▶ [What you should do]
Turn the entries below into a single JSON list of strings, one string per line, with blank lines skipped and the pictures left out.

── Input rows ──

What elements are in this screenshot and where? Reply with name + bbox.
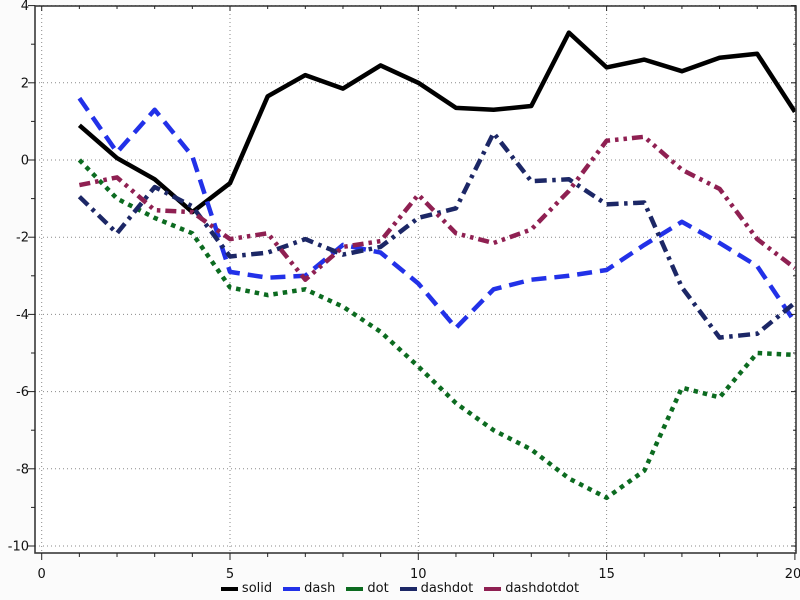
legend-label-dashdot: dashdot <box>420 581 474 596</box>
y-tick-label: -8 <box>16 462 29 477</box>
y-tick-label: 4 <box>21 0 29 14</box>
y-tick-label: 2 <box>21 76 29 91</box>
x-tick-label: 0 <box>38 567 46 582</box>
legend-item-dash: dash <box>283 582 335 596</box>
legend-item-dashdotdot: dashdotdot <box>484 582 579 596</box>
legend-label-solid: solid <box>241 581 273 596</box>
legend-swatch-solid <box>220 587 238 591</box>
legend-label-dot: dot <box>367 581 389 596</box>
legend-swatch-dashdot <box>399 587 417 591</box>
y-tick-label: -6 <box>16 385 29 400</box>
axis-labels: 420-2-4-6-8-100 5 10 15 20 <box>8 0 800 582</box>
y-tick-label: -4 <box>16 308 29 323</box>
y-tick-label: 0 <box>21 154 29 169</box>
plot-border <box>34 5 797 554</box>
legend-swatch-dot <box>346 587 364 591</box>
legend: solid dash dot dashdot dashdotdot <box>0 582 800 596</box>
tick-layer <box>28 5 796 560</box>
legend-swatch-dashdotdot <box>484 587 502 591</box>
legend-swatch-dash <box>283 587 301 591</box>
series-line-dot <box>77 158 796 501</box>
x-tick-label: 20 <box>785 567 800 582</box>
x-tick-label: 5 <box>226 567 234 582</box>
legend-item-solid: solid <box>220 581 273 596</box>
legend-label-dash: dash <box>304 581 336 596</box>
x-tick-label: 15 <box>598 567 615 582</box>
series-line-dashdotdot <box>78 134 797 282</box>
legend-item-dot: dot <box>346 581 389 596</box>
x-tick-label: 10 <box>410 567 427 582</box>
y-tick-label: -10 <box>8 540 29 555</box>
legend-label-dashdotdot: dashdotdot <box>505 581 580 596</box>
y-tick-label: -2 <box>16 231 29 246</box>
legend-item-dashdot: dashdot <box>399 581 474 596</box>
series-line-solid <box>77 30 797 215</box>
series-layer <box>77 30 797 501</box>
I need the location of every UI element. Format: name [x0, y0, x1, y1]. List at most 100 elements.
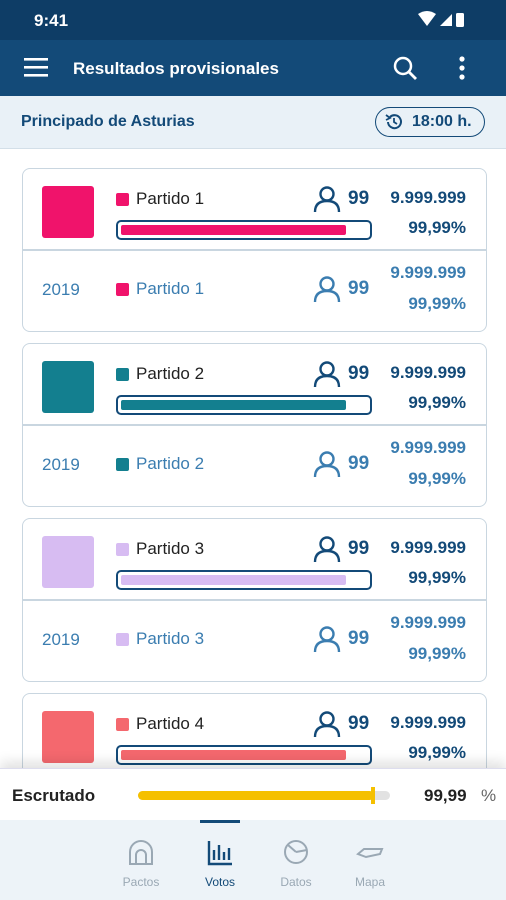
region-bar: Principado de Asturias 18:00 h.: [0, 96, 506, 149]
nav-label: Datos: [280, 875, 312, 889]
percent: 99,99%: [408, 393, 466, 412]
person-icon: [313, 626, 341, 653]
person-icon: [313, 361, 341, 388]
party-swatch: [116, 458, 129, 471]
menu-button[interactable]: [24, 57, 48, 77]
party-logo: [42, 361, 94, 413]
party-swatch: [116, 193, 129, 206]
party-swatch: [116, 543, 129, 556]
percent: 99,99%: [408, 294, 466, 313]
percent: 99,99%: [408, 568, 466, 587]
seats-icon: [313, 535, 341, 563]
scrutiny-bar: Escrutado 99,99 %: [0, 768, 506, 821]
party-swatch: [116, 283, 129, 296]
nav-glyph: [356, 848, 384, 859]
votes: 9.999.999: [390, 263, 466, 282]
time-selector[interactable]: 18:00 h.: [375, 107, 485, 137]
party-name: Partido 2: [136, 454, 205, 473]
party-name: Partido 3: [136, 629, 205, 648]
seats-icon: [313, 450, 341, 478]
party-swatch: [116, 718, 129, 731]
previous-year: 2019: [42, 630, 80, 649]
nav-icon: [127, 838, 155, 866]
nav-glyph: [207, 841, 232, 866]
party-name: Partido 4: [136, 714, 205, 733]
person-icon: [313, 451, 341, 478]
row-separator: [23, 599, 486, 601]
party-logo: [42, 711, 94, 763]
history-icon: [385, 114, 402, 130]
app-bar: Resultados provisionales: [0, 40, 506, 96]
seats-icon: [313, 275, 341, 303]
party-card[interactable]: Partido 2 99 9.999.999 99,99% 2019 Partido 2 9…: [22, 343, 487, 507]
nav-item[interactable]: Mapa: [335, 820, 405, 900]
nav-label: Mapa: [354, 875, 386, 889]
nav-glyph: [284, 840, 308, 864]
vote-bar: [116, 570, 372, 590]
seats: 99: [348, 363, 370, 384]
party-card[interactable]: Partido 3 99 9.999.999 99,99% 2019 Partido 3 9…: [22, 518, 487, 682]
percent: 99,99%: [408, 469, 466, 488]
votes: 9.999.999: [390, 363, 466, 382]
scrutiny-marker: [371, 787, 375, 804]
party-name: Partido 1: [136, 279, 205, 298]
scrutiny-track: [138, 787, 390, 804]
party-name: Partido 1: [136, 189, 205, 208]
seats: 99: [348, 278, 370, 299]
nav-item[interactable]: Pactos: [106, 820, 176, 900]
more-button[interactable]: [457, 56, 467, 82]
results-list: Partido 1 99 9.999.999 99,99% 2019 Partido 1 9…: [0, 149, 506, 820]
nav-glyph: [129, 840, 153, 865]
party-card[interactable]: Partido 1 99 9.999.999 99,99% 2019 Partido 1 9…: [22, 168, 487, 332]
status-bar: 9:41: [0, 0, 506, 40]
nav-item[interactable]: Votos: [185, 820, 255, 900]
seats: 99: [348, 188, 370, 209]
vote-bar: [116, 220, 372, 240]
seats: 99: [348, 538, 370, 559]
time-label: 18:00 h.: [412, 113, 472, 130]
party-swatch: [116, 368, 129, 381]
nav-item[interactable]: Datos: [261, 820, 331, 900]
row-separator: [23, 424, 486, 426]
status-icons: [418, 11, 464, 27]
votes: 9.999.999: [390, 188, 466, 207]
party-logo: [42, 536, 94, 588]
region-name: Principado de Asturias: [21, 113, 195, 130]
votes: 9.999.999: [390, 713, 466, 732]
vote-bar: [116, 745, 372, 765]
vote-bar-fill: [121, 225, 346, 235]
votes: 9.999.999: [390, 538, 466, 557]
seats-icon: [313, 625, 341, 653]
person-icon: [313, 536, 341, 563]
scrutiny-fill: [138, 791, 374, 800]
app-title: Resultados provisionales: [73, 59, 279, 78]
votes: 9.999.999: [390, 613, 466, 632]
scrutiny-label: Escrutado: [12, 786, 96, 805]
nav-icon: [282, 838, 310, 866]
party-name: Partido 3: [136, 539, 205, 558]
nav-icon: [206, 838, 234, 866]
person-icon: [313, 186, 341, 213]
nav-label: Votos: [204, 875, 236, 889]
party-name: Partido 2: [136, 364, 205, 383]
seats: 99: [348, 713, 370, 734]
vote-bar-fill: [121, 400, 346, 410]
nav-icon: [356, 838, 384, 866]
nav-indicator: [200, 820, 240, 823]
person-icon: [313, 711, 341, 738]
percent: 99,99%: [408, 218, 466, 237]
votes: 9.999.999: [390, 438, 466, 457]
previous-year: 2019: [42, 455, 80, 474]
bottom-nav: Pactos Votos Datos Mapa: [0, 820, 506, 900]
vote-bar-fill: [121, 750, 346, 760]
vote-bar: [116, 395, 372, 415]
search-button[interactable]: [393, 56, 419, 82]
seats-icon: [313, 360, 341, 388]
previous-year: 2019: [42, 280, 80, 299]
seats: 99: [348, 453, 370, 474]
seats-icon: [313, 710, 341, 738]
clock: 9:41: [34, 11, 69, 30]
seats-icon: [313, 185, 341, 213]
party-logo: [42, 186, 94, 238]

───

▶ [Exercise output]
[
  "What elements are in this screenshot and where? Reply with name + bbox.",
  "legend-label-dashdot: dashdot <box>420 581 474 596</box>",
  "y-tick-label: -8 <box>16 462 29 477</box>",
  "y-tick-label: 4 <box>21 0 29 14</box>",
  "y-tick-label: 2 <box>21 76 29 91</box>",
  "x-tick-label: 0 <box>38 567 46 582</box>",
  "legend-item-dash: dash <box>283 582 335 596</box>",
  "legend-item-dashdotdot: dashdotdot <box>484 582 579 596</box>",
  "legend-label-solid: solid <box>241 581 273 596</box>",
  "legend-swatch-solid <box>220 587 238 591</box>",
  "legend-label-dot: dot <box>367 581 389 596</box>",
  "legend-swatch-dashdot <box>399 587 417 591</box>",
  "y-tick-label: -6 <box>16 385 29 400</box>",
  "axis-labels: 420-2-4-6-8-100 5 10 15 20 <box>8 0 800 582</box>",
  "y-tick-label: -4 <box>16 308 29 323</box>",
  "y-tick-label: 0 <box>21 154 29 169</box>",
  "plot-border <box>34 5 797 554</box>",
  "legend-swatch-dot <box>346 587 364 591</box>",
  "legend: solid dash dot dashdot dashdotdot <box>0 582 800 596</box>",
  "tick-layer <box>28 5 796 560</box>",
  "legend-swatch-dashdotdot <box>484 587 502 591</box>",
  "legend-swatch-dash <box>283 587 301 591</box>",
  "series-line-dot <box>77 158 796 501</box>",
  "x-tick-label: 20 <box>785 567 800 582</box>",
  "x-tick-label: 5 <box>226 567 234 582</box>",
  "legend-item-solid: solid <box>220 581 273 596</box>",
  "legend-label-dash: dash <box>304 581 336 596</box>",
  "x-tick-label: 15 <box>598 567 615 582</box>",
  "series-line-dashdotdot <box>78 134 797 282</box>",
  "legend-item-dot: dot <box>346 581 389 596</box>",
  "x-tick-label: 10 <box>410 567 427 582</box>",
  "y-tick-label: -10 <box>8 540 29 555</box>",
  "legend-label-dashdotdot: dashdotdot <box>505 581 580 596</box>",
  "y-tick-label: -2 <box>16 231 29 246</box>",
  "legend-item-dashdot: dashdot <box>399 581 474 596</box>",
  "series-line-solid <box>77 30 797 215</box>",
  "series-layer <box>77 30 797 501</box>",
  "I need the location of every UI element. Format: name [x0, y0, x1, y1]. List at most 100 elements.",
  "region-bar: Principado de Asturias 18:00 h.: [0, 96, 506, 149]",
  "nav-label: Datos: [280, 875, 312, 889]",
  "percent: 99,99%: [408, 393, 466, 412]",
  "person-icon: [313, 626, 341, 653]",
  "person-icon: [313, 361, 341, 388]",
  "party-swatch: [116, 458, 129, 471]",
  "menu-button[interactable]: [24, 57, 48, 77]",
  "party-logo: [42, 361, 94, 413]",
  "party-swatch: [116, 193, 129, 206]",
  "party-swatch: [116, 543, 129, 556]",
  "percent: 99,99%: [408, 294, 466, 313]",
  "percent: 99,99%: [408, 568, 466, 587]",
  "seats-icon: [313, 535, 341, 563]",
  "scrutiny-bar: Escrutado 99,99 %: [0, 768, 506, 821]",
  "party-swatch: [116, 283, 129, 296]",
  "nav-glyph: [356, 848, 384, 859]",
  "votes: 9.999.999: [390, 263, 466, 282]",
  "time-selector[interactable]: 18:00 h.: [375, 107, 485, 137]",
  "party-name: Partido 2: [136, 454, 205, 473]",
  "party-name: Partido 3: [136, 629, 205, 648]",
  "seats-icon: [313, 450, 341, 478]",
  "party-swatch: [116, 718, 129, 731]",
  "previous-year: 2019: [42, 630, 80, 649]",
  "nav-icon: [127, 838, 155, 866]",
  "nav-glyph: [207, 841, 232, 866]",
  "party-name: Partido 4: [136, 714, 205, 733]",
  "person-icon: [313, 451, 341, 478]",
  "row-separator: [23, 599, 486, 601]",
  "party-logo: [42, 711, 94, 763]",
  "history-icon: [385, 114, 402, 130]",
  "app-bar: Resultados provisionales: [0, 40, 506, 96]",
  "seats-icon: [313, 275, 341, 303]",
  "party-card[interactable]: Partido 2 99 9.999.999 99,99% 2019 Partido 2 9…: [22, 343, 487, 507]",
  "nav-item[interactable]: Mapa: [335, 820, 405, 900]",
  "nav-label: Mapa: [354, 875, 386, 889]",
  "nav-glyph: [284, 840, 308, 864]",
  "vote-bar: [116, 570, 372, 590]",
  "seats: 99: [348, 363, 370, 384]",
  "party-card[interactable]: Partido 3 99 9.999.999 99,99% 2019 Partido 3 9…: [22, 518, 487, 682]",
  "percent: 99,99%: [408, 469, 466, 488]",
  "votes: 9.999.999: [390, 363, 466, 382]",
  "scrutiny-marker: [371, 787, 375, 804]",
  "party-name: Partido 1: [136, 279, 205, 298]",
  "scrutiny-track: [138, 787, 390, 804]",
  "party-name: Partido 1: [136, 189, 205, 208]",
  "seats: 99: [348, 278, 370, 299]",
  "nav-item[interactable]: Pactos: [106, 820, 176, 900]",
  "more-button[interactable]: [457, 56, 467, 82]",
  "results-list: Partido 1 99 9.999.999 99,99% 2019 Partido 1 9…: [0, 149, 506, 820]",
  "nav-glyph: [129, 840, 153, 865]",
  "party-card[interactable]: Partido 1 99 9.999.999 99,99% 2019 Partido 1 9…: [22, 168, 487, 332]",
  "status-bar: 9:41: [0, 0, 506, 40]",
  "nav-item[interactable]: Votos: [185, 820, 255, 900]",
  "seats: 99: [348, 188, 370, 209]",
  "vote-bar: [116, 220, 372, 240]",
  "seats: 99: [348, 538, 370, 559]",
  "time-label: 18:00 h.: [412, 113, 472, 130]",
  "party-swatch: [116, 368, 129, 381]",
  "nav-item[interactable]: Datos: [261, 820, 331, 900]",
  "row-separator: [23, 424, 486, 426]",
  "status-icons: [418, 11, 464, 27]",
  "votes: 9.999.999: [390, 188, 466, 207]",
  "party-logo: [42, 536, 94, 588]",
  "region-name: Principado de Asturias: [21, 113, 195, 130]",
  "votes: 9.999.999: [390, 713, 466, 732]",
  "vote-bar: [116, 745, 372, 765]",
  "vote-bar-fill: [121, 225, 346, 235]",
  "votes: 9.999.999: [390, 538, 466, 557]",
  "seats-icon: [313, 625, 341, 653]",
  "person-icon: [313, 536, 341, 563]",
  "scrutiny-fill: [138, 791, 374, 800]",
  "app-title: Resultados provisionales: [73, 59, 279, 78]",
  "votes: 9.999.999: [390, 613, 466, 632]",
  "scrutiny-label: Escrutado: [12, 786, 96, 805]",
  "nav-icon: [282, 838, 310, 866]",
  "party-name: Partido 3: [136, 539, 205, 558]",
  "nav-icon: [206, 838, 234, 866]",
  "person-icon: [313, 186, 341, 213]",
  "nav-label: Votos: [204, 875, 236, 889]",
  "party-name: Partido 2: [136, 364, 205, 383]",
  "seats: 99: [348, 713, 370, 734]",
  "vote-bar-fill: [121, 400, 346, 410]",
  "nav-icon: [356, 838, 384, 866]",
  "nav-indicator: [200, 820, 240, 823]",
  "person-icon: [313, 711, 341, 738]",
  "percent: 99,99%: [408, 218, 466, 237]",
  "votes: 9.999.999: [390, 438, 466, 457]",
  "previous-year: 2019: [42, 455, 80, 474]",
  "bottom-nav: Pactos Votos Datos Mapa: [0, 820, 506, 900]",
  "vote-bar-fill: [121, 750, 346, 760]",
  "vote-bar: [116, 395, 372, 415]",
  "search-button[interactable]: [393, 56, 419, 82]",
  "seats-icon: [313, 360, 341, 388]",
  "previous-year: 2019: [42, 280, 80, 299]",
  "seats: 99: [348, 453, 370, 474]",
  "seats-icon: [313, 710, 341, 738]",
  "clock: 9:41: [34, 11, 69, 30]",
  "seats-icon: [313, 185, 341, 213]",
  "party-logo: [42, 186, 94, 238]"
]